TO BE DONE |
Extend the forum thread about getting Excel to open a CSV file through the text import wizard, writing what comes after its last reply.

TEXT |

§ §

# Opening CSV's as Text



## GaryB

Is there a way of forcing Excel to use the text file opening wizard to open a CSV file? The file I have is full of extraneous crud  and dates written  as YYYYMMDD that I can ignore or reformat if only I can get the wizard to kick in and open it as Fixed Width. Unfortunately I can't just rename the file to .txt (it's networked and nearly always in use by someone else) and, as it's usually about 25MB , I want to try and avoid opening it and resaving it as .txt before reopening it.

Thanks

GaryB


----------



## Andrew Poulsom

You can do it in VBA using the OpenText method.

Copy the file and rename it as .txt. Switch on the macro recorder and open the file, making your selections in the Text Import Wizard. Turn off the recorder and look at the code. You will be able to use that code even if the file is a CSV file.

§ §

DATASET ROWS |

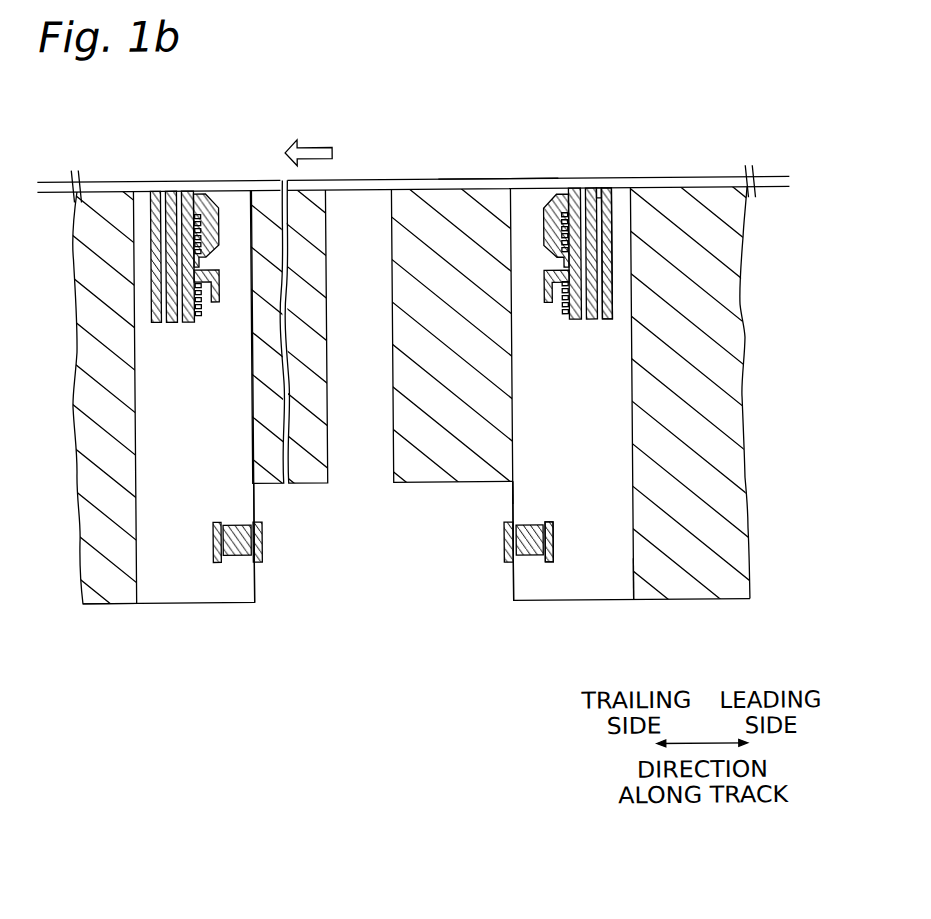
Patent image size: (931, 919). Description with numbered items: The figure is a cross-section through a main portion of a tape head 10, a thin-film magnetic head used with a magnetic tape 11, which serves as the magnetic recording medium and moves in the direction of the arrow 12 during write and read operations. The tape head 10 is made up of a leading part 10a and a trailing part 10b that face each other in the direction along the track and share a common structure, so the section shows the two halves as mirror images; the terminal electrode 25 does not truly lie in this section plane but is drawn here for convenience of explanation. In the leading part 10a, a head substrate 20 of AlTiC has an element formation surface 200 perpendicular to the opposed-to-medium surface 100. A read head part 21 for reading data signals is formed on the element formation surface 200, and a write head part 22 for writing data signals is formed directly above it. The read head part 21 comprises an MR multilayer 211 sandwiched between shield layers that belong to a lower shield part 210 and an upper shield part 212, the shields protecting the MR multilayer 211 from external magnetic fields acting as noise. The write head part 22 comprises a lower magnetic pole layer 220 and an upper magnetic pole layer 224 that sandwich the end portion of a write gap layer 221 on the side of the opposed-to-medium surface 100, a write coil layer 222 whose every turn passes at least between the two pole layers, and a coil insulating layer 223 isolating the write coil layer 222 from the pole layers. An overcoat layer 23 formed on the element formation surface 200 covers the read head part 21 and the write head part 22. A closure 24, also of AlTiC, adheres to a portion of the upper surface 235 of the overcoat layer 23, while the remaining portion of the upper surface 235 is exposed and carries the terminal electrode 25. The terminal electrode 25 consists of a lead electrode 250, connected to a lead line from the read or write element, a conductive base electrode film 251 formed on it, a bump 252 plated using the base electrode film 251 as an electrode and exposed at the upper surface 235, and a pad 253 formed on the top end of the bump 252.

The tape head 10 is at (415, 468).
The leading part 10a is at (509, 595).
The trailing part 10b is at (255, 585).
The magnetic tape 11 is at (239, 184).
The arrow 12 is at (315, 146).
The head substrate 20 is at (91, 515).
The read head part 21 is at (167, 176).
The write head part 22 is at (197, 176).
The overcoat layer 23 is at (248, 495).
The closure 24 is at (307, 475).
The terminal electrode 25 is at (235, 560).
The opposed-to-medium surface 100 is at (521, 181).
The element formation surface 200 is at (626, 590).
The lower shield part 210 is at (629, 191).
The MR multilayer 211 is at (615, 191).
The upper shield part 212 is at (609, 191).
The lower magnetic pole layer 220 is at (593, 193).
The write gap layer 221 is at (573, 193).
The write coil layer 222 is at (554, 192).
The coil insulating layer 223 is at (553, 195).
The upper magnetic pole layer 224 is at (546, 197).
The upper surface 235 is at (513, 490).
The lead electrode 250 is at (545, 555).
The base electrode film 251 is at (545, 540).
The bump 252 is at (527, 537).
The pad 253 is at (500, 527).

§ §

WRITTEN RESPONSE |
----------



## GaryB

Thanks Andrew,

What you say seems perfectly logical so I must be doing something wrong- but I don't know what!

Workbooks.OpenText FileName:="BigFile.txt", Origin:=xlWindows, _
        StartRow:=1, DataType:=xlFixedWidth, FieldInfo:=Array(Array(0, 1), Array(4,1) ....)

works perfectly well until I change the file name to .CSV when Excel decides to completely ignore it and open the file as a bog-standard CSV. 
What am I missing??

Cheers 

GaryB


----------



## dk

Hi,

How about using this:-


Application.Dialogs(xlDialogImportTextFile).Show

This will allow you to select a CSV file which will then be imported using the Text import wizard.  I think it may only work on Excel 2000 onwards but I can't check for certain.

_________________<font face="Impact">Hope this helps,
Dan</font>
This message was edited by  dk on 2002-10-10 07:56


----------



## Jim North

Gary,

Another option is to turn on the macro recorder and walk thru the steps of manually importing the data (including taking the junk in one block).  Turn it off and then you've got a good start.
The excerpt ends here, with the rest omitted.